*** Opening Text section ***
So who knows what happens with the stock price because really, it's unclear who is supporting it because we know there's not a lot of traditional coverage? And I don't think a lot of institutional investors are taking an interest in the story the way they might have when it's a battleground name, called it $4, $10, even $15 per share.

JULIE HYMAN: You know, guys, as we're talking, what this makes me then think about is, what do these companies owe these shareholders who have effectively bailed them out, right? If you look at other sort of similar situations, whether it's government bailouts, whether it's private equity coming in and scooping up a company that is at or near bankruptcy-- I mean, AMC, remember, was running out of cash and said it might not be able to continue as a going concern.

Private equity comes in. They can reorganize the company and do with it what they want and try to strip the profit out. Government, you have some accountability when you get bailed out by the US government, for example.

These shareholders have effectively bailed out these companies. And at some point-- obviously, they've been very forgiving for now. They keep buying the shares, presumably. But at some point, will the company feel a responsibility to return the favor in some way, deliver some profits in some way, pay a special dividend-- who knows-- in some way, or will they continue without that cognizance?

Now, in the case of AMC, it does seem like they have that awareness, right? Free popcorn for shareholders, et cetera. But I am curious how the likes of GameStop and others are going to turn out because for now, the GameStop CEO and management and Ryan Cohen can say, we're not going to tell you our plans yet. And those retail traders seem to be fine with that.

But at some point, I wonder if that sort of seeming rebelliousness or pushback against Wall Street is also going to backfire and be a pushback against the very people who have effectively saved the company.
*** Closing Text section ***
*** Opening Excerpted records ***
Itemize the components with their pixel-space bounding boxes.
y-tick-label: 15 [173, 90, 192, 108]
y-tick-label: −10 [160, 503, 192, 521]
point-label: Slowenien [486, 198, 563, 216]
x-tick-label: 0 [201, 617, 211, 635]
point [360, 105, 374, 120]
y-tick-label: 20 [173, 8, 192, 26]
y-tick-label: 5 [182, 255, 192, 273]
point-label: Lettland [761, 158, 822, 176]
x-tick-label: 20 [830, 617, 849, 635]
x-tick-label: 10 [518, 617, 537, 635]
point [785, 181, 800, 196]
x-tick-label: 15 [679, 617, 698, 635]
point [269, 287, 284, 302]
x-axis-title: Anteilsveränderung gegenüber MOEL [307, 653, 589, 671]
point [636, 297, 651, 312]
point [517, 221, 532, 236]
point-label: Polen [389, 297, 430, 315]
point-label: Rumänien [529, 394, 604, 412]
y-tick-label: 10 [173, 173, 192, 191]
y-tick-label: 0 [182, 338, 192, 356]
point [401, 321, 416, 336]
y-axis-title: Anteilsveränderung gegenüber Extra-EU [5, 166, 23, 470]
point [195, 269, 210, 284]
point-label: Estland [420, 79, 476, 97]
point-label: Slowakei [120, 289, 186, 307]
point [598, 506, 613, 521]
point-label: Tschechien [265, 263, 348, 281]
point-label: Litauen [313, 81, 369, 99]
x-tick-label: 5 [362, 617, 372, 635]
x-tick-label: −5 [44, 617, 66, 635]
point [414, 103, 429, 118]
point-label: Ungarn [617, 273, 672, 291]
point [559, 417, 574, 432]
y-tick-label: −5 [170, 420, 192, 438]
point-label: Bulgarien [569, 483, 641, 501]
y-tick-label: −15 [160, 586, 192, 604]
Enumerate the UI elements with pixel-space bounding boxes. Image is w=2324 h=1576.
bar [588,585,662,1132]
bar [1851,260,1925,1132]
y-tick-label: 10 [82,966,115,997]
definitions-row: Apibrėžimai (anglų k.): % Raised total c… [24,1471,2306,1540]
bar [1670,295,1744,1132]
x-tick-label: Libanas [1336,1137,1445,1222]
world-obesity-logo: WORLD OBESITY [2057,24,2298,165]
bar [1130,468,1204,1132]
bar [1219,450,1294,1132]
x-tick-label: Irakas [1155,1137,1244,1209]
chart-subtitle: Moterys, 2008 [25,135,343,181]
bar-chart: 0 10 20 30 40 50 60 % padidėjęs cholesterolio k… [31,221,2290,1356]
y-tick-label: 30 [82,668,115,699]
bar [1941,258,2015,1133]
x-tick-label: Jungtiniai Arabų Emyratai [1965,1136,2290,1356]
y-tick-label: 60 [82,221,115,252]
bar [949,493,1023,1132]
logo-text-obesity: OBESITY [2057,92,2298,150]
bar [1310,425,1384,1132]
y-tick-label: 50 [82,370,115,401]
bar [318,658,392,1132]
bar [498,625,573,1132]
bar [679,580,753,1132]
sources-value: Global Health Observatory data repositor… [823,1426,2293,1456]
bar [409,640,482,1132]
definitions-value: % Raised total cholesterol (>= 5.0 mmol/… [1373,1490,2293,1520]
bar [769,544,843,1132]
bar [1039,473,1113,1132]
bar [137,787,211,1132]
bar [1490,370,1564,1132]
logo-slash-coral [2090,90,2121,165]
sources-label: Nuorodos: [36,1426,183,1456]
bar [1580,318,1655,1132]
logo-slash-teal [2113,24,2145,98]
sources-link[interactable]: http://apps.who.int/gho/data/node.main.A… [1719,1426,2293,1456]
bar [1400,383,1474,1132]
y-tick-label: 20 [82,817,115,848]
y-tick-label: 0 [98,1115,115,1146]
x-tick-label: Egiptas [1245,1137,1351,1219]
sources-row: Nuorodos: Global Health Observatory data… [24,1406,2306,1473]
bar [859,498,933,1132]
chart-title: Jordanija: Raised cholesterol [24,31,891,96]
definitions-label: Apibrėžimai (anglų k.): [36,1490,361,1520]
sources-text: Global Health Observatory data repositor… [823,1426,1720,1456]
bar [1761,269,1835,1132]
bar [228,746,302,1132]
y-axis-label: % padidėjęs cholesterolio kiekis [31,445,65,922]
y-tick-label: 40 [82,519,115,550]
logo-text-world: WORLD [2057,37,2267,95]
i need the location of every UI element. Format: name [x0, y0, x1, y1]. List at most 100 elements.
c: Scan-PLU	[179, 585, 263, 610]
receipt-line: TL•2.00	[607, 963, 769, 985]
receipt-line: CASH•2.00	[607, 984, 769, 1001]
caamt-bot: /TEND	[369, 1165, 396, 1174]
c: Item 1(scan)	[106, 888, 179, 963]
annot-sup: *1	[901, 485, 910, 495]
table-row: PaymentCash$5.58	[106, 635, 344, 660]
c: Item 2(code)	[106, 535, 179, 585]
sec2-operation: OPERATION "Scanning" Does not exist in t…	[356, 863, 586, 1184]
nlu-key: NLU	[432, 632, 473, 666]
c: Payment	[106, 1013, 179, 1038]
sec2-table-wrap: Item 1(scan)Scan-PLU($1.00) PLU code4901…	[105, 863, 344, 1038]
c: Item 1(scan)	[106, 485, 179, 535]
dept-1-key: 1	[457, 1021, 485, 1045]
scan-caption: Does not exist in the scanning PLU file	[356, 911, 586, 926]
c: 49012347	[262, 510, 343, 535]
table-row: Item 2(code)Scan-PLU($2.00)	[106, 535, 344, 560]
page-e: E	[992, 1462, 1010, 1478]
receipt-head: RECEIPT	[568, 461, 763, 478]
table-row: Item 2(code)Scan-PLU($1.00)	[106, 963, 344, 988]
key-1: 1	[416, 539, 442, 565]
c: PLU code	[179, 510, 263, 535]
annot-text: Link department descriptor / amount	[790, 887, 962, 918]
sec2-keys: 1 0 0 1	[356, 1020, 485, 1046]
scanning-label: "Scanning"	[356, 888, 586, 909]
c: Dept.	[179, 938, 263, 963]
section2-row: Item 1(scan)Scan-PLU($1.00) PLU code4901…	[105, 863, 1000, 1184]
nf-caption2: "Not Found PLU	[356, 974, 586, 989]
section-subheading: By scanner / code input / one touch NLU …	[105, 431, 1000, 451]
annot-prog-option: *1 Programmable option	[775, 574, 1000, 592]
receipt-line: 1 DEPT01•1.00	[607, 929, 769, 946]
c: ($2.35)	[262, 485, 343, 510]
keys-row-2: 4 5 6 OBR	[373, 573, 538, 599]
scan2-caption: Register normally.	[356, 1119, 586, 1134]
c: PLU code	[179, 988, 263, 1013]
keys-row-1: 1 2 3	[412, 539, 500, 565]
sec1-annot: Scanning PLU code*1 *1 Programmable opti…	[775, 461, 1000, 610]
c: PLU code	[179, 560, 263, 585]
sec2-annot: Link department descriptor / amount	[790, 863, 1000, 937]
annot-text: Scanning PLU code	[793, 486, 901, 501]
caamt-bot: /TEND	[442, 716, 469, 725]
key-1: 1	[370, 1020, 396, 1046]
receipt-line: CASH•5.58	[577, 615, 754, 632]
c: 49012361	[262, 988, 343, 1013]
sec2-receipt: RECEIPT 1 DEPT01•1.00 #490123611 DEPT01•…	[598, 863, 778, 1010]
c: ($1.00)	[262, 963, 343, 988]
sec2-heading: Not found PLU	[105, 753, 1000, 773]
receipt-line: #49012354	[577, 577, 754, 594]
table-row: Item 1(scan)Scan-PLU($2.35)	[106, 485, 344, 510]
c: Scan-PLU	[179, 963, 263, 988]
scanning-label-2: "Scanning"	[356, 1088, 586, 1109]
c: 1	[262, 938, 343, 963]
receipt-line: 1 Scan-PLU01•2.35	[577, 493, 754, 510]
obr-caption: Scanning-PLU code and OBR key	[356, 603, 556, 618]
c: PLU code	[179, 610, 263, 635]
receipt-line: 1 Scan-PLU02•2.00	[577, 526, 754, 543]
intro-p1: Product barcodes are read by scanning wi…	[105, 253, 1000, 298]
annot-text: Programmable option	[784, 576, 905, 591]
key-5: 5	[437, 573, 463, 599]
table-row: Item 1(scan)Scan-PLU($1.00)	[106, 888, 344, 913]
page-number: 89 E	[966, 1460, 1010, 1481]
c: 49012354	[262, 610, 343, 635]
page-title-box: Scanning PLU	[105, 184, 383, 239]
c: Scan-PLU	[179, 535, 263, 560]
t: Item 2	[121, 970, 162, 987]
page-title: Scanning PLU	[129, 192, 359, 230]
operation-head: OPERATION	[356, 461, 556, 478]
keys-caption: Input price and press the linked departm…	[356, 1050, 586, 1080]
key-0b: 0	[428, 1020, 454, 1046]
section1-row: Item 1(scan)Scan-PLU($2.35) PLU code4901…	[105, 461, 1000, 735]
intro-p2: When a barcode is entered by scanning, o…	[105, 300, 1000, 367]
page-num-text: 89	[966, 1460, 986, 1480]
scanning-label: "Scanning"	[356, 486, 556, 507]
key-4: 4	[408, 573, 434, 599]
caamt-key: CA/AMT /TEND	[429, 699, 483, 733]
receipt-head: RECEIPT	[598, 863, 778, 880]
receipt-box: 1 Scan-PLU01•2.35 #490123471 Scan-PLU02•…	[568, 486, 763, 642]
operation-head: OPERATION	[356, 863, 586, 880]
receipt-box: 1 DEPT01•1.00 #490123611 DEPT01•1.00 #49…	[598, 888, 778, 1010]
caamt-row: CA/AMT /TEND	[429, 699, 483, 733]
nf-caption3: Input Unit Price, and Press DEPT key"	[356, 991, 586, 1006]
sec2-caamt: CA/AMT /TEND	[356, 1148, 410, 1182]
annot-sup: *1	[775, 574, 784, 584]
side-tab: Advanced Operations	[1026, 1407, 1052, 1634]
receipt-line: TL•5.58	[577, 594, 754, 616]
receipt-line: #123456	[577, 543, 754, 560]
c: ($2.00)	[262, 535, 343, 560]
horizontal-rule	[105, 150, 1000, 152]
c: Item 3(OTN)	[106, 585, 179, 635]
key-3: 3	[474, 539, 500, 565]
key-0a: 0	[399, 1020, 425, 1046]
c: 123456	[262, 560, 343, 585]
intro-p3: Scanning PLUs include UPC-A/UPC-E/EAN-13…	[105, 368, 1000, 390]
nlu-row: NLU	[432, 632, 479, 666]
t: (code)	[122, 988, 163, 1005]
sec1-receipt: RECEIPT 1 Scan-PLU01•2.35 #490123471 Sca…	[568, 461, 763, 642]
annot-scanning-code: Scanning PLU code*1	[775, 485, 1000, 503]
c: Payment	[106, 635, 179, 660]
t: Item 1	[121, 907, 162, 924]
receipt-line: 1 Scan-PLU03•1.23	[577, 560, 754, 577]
*** Closing Excerpted records ***
• Brief 1
In the transcript about AMC and GameStop, what does AMC offer its shareholders?
• Brief 2
Please reproduce the part of the transcript about AMC and GameStop that opens with the words containing "So who knows" and closes with "a going concern.".

• Response 1
Free popcorn.

• Response 2
So who knows what happens with the stock price because really, it's unclear who is supporting it because we know there's not a lot of traditional coverage? And I don't think a lot of institutional investors are taking an interest in the story the way they might have when it's a battleground name, called it $4, $10, even $15 per share.

JULIE HYMAN: You know, guys, as we're talking, what this makes me then think about is, what do these companies owe these shareholders who have effectively bailed them out, right? If you look at other sort of similar situations, whether it's government bailouts, whether it's private equity coming in and scooping up a company that is at or near bankruptcy-- I mean, AMC, remember, was running out of cash and said it might not be able to continue as a going concern.